Start Data extract
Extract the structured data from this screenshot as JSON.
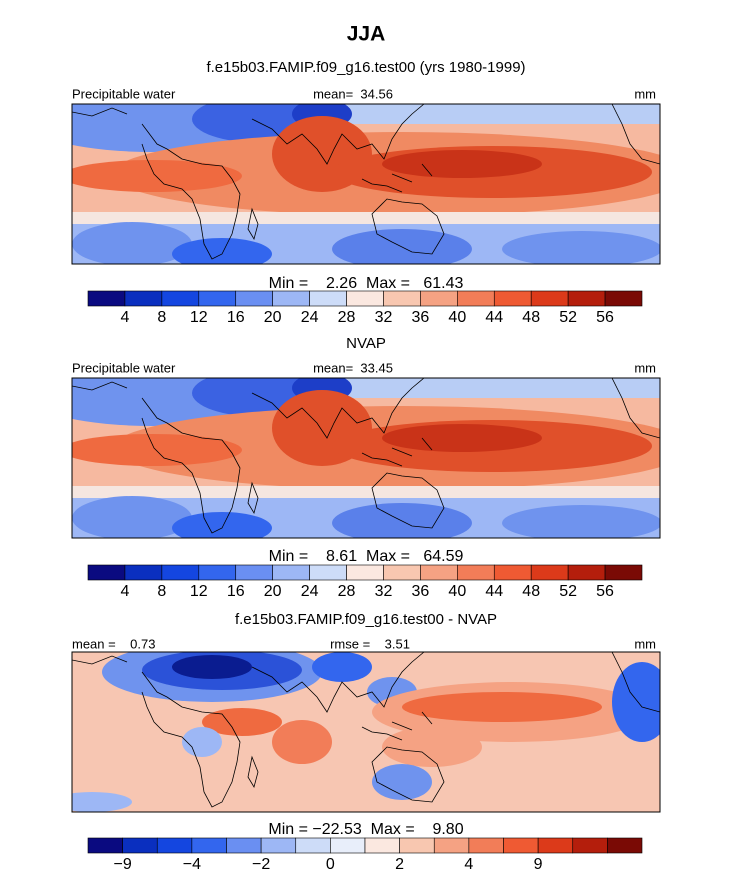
{
  "title": "JJA",
  "panels": [
    {
      "title": "f.e15b03.FAMIP.f09_g16.test00 (yrs 1980-1999)",
      "left_label": "Precipitable water",
      "center_label": "mean=  34.56",
      "right_label": "mm",
      "stats": "Min =    2.26  Max =   61.43",
      "colorbar": {
        "colors": [
          "#0a0a80",
          "#0a2fbf",
          "#1446e0",
          "#3366ee",
          "#6a8ff2",
          "#9db7f5",
          "#cddcf8",
          "#fbe8e0",
          "#f8c7b0",
          "#f5a283",
          "#f27d58",
          "#ef5a33",
          "#dc3a1a",
          "#b41e0c",
          "#7a0a05"
        ],
        "labels": [
          "4",
          "8",
          "12",
          "16",
          "20",
          "24",
          "28",
          "32",
          "36",
          "40",
          "44",
          "48",
          "52",
          "56"
        ]
      }
    },
    {
      "title": "NVAP",
      "left_label": "Precipitable water",
      "center_label": "mean=  33.45",
      "right_label": "mm",
      "stats": "Min =    8.61  Max =   64.59",
      "colorbar": {
        "colors": [
          "#0a0a80",
          "#0a2fbf",
          "#1446e0",
          "#3366ee",
          "#6a8ff2",
          "#9db7f5",
          "#cddcf8",
          "#fbe8e0",
          "#f8c7b0",
          "#f5a283",
          "#f27d58",
          "#ef5a33",
          "#dc3a1a",
          "#b41e0c",
          "#7a0a05"
        ],
        "labels": [
          "4",
          "8",
          "12",
          "16",
          "20",
          "24",
          "28",
          "32",
          "36",
          "40",
          "44",
          "48",
          "52",
          "56"
        ]
      }
    },
    {
      "title": "f.e15b03.FAMIP.f09_g16.test00 - NVAP",
      "left_label": "mean =    0.73",
      "center_label": "rmse =    3.51",
      "right_label": "mm",
      "stats": "Min = −22.53  Max =    9.80",
      "colorbar": {
        "colors": [
          "#0a0a80",
          "#0a2fbf",
          "#1446e0",
          "#3366ee",
          "#6a8ff2",
          "#9db7f5",
          "#cddcf8",
          "#e8eefa",
          "#fbe8e0",
          "#f8c7b0",
          "#f5a283",
          "#f27d58",
          "#ef5a33",
          "#dc3a1a",
          "#b41e0c",
          "#7a0a05"
        ],
        "labels": [
          "−9",
          null,
          "−4",
          null,
          "−2",
          null,
          "0",
          null,
          "2",
          null,
          "4",
          null,
          "9",
          null,
          null
        ]
      }
    }
  ]
}
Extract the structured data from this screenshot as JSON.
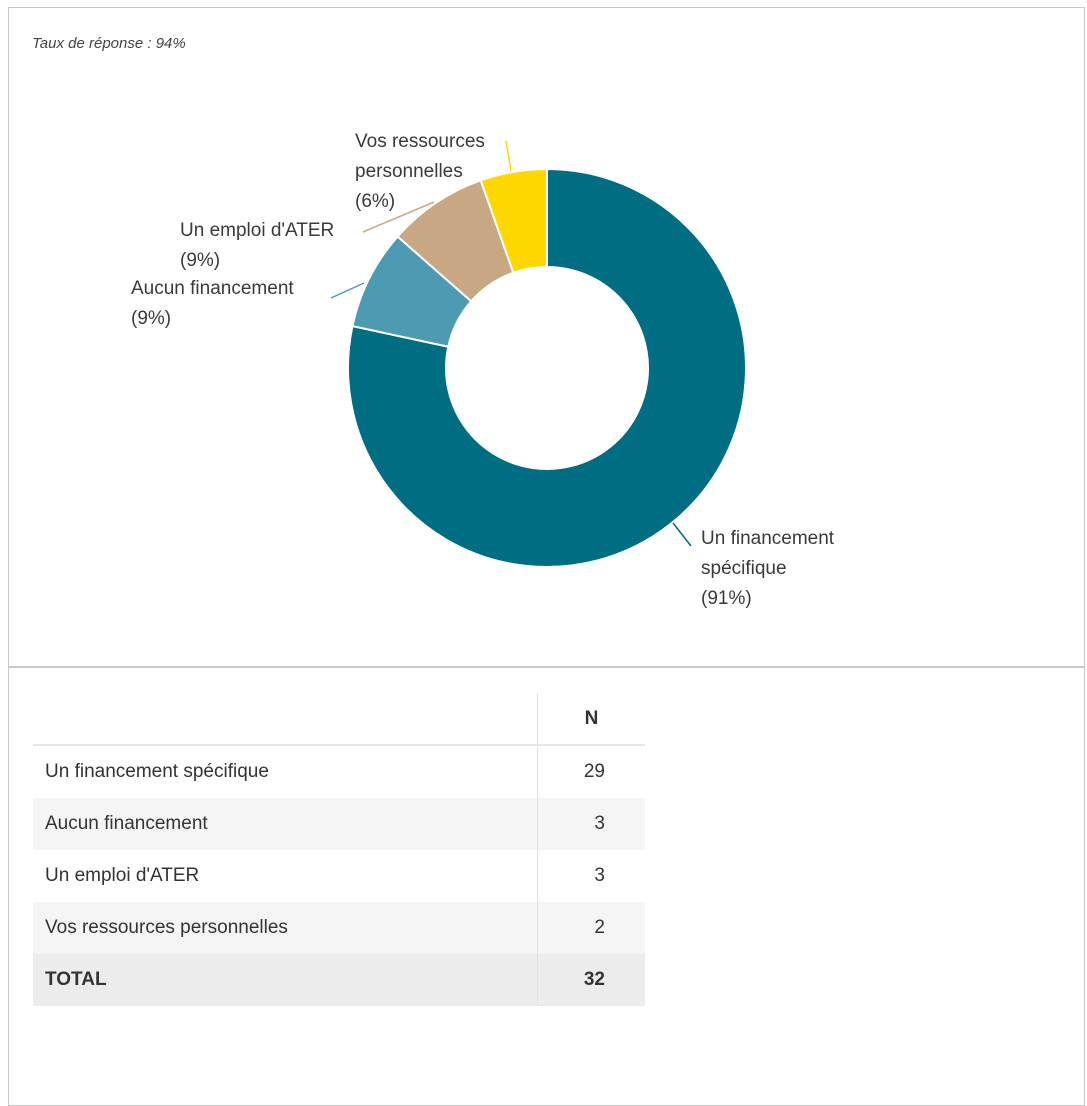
{
  "subtitle": "Taux de réponse : 94%",
  "colors": {
    "un_financement_specifique": "#006e82",
    "aucun_financement": "#4c9bb2",
    "un_emploi_ater": "#c8a882",
    "vos_ressources": "#ffd700"
  },
  "chart_data": {
    "type": "pie",
    "donut": true,
    "slices": [
      {
        "label_lines": [
          "Un financement",
          "spécifique",
          "(91%)"
        ],
        "value": 29,
        "color": "#006e82"
      },
      {
        "label_lines": [
          "Aucun financement",
          "(9%)"
        ],
        "value": 3,
        "color": "#4c9bb2"
      },
      {
        "label_lines": [
          "Un emploi d'ATER",
          "(9%)"
        ],
        "value": 3,
        "color": "#c8a882"
      },
      {
        "label_lines": [
          "Vos ressources",
          "personnelles",
          "(6%)"
        ],
        "value": 2,
        "color": "#ffd700"
      }
    ],
    "start": "top",
    "direction": "clockwise"
  },
  "table": {
    "header_n": "N",
    "rows": [
      {
        "label": "Un financement spécifique",
        "n": "29"
      },
      {
        "label": "Aucun financement",
        "n": "3"
      },
      {
        "label": "Un emploi d'ATER",
        "n": "3"
      },
      {
        "label": "Vos ressources personnelles",
        "n": "2"
      }
    ],
    "total": {
      "label": "TOTAL",
      "n": "32"
    }
  }
}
End Data extract
• [What needs to be done]
Find every line in the records above that holds the word "stats", and copy each one.

• [Complete answer]
      "stats": "Min =    2.26  Max =   61.43",
      "stats": "Min =    8.61  Max =   64.59",
      "stats": "Min = −22.53  Max =    9.80",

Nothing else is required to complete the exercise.